▸ THE TASK: Repeat all entries exactly.

▸ Items listed in a dataset:
|---|

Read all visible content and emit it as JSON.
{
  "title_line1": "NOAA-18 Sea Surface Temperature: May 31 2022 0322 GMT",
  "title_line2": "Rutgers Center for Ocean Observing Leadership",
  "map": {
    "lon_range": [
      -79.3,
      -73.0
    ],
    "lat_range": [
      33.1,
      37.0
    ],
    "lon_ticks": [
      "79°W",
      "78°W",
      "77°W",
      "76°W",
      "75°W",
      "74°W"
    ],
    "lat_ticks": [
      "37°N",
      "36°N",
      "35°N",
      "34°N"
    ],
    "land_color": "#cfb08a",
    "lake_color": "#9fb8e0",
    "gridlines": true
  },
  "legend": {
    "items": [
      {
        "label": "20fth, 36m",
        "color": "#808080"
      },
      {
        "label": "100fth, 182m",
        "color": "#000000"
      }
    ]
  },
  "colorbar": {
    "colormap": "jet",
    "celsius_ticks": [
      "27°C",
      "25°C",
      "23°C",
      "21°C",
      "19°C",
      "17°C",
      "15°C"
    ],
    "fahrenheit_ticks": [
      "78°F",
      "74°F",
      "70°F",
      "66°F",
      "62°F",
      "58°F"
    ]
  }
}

|---|

▸ REPLY TO THE TASK:
Read all visible content and emit it as JSON.
{
  "title_line1": "NOAA-18 Sea Surface Temperature: May 31 2022 0322 GMT",
  "title_line2": "Rutgers Center for Ocean Observing Leadership",
  "map": {
    "lon_range": [
      -79.3,
      -73.0
    ],
    "lat_range": [
      33.1,
      37.0
    ],
    "lon_ticks": [
      "79°W",
      "78°W",
      "77°W",
      "76°W",
      "75°W",
      "74°W"
    ],
    "lat_ticks": [
      "37°N",
      "36°N",
      "35°N",
      "34°N"
    ],
    "land_color": "#cfb08a",
    "lake_color": "#9fb8e0",
    "gridlines": true
  },
  "legend": {
    "items": [
      {
        "label": "20fth, 36m",
        "color": "#808080"
      },
      {
        "label": "100fth, 182m",
        "color": "#000000"
      }
    ]
  },
  "colorbar": {
    "colormap": "jet",
    "celsius_ticks": [
      "27°C",
      "25°C",
      "23°C",
      "21°C",
      "19°C",
      "17°C",
      "15°C"
    ],
    "fahrenheit_ticks": [
      "78°F",
      "74°F",
      "70°F",
      "66°F",
      "62°F",
      "58°F"
    ]
  }
}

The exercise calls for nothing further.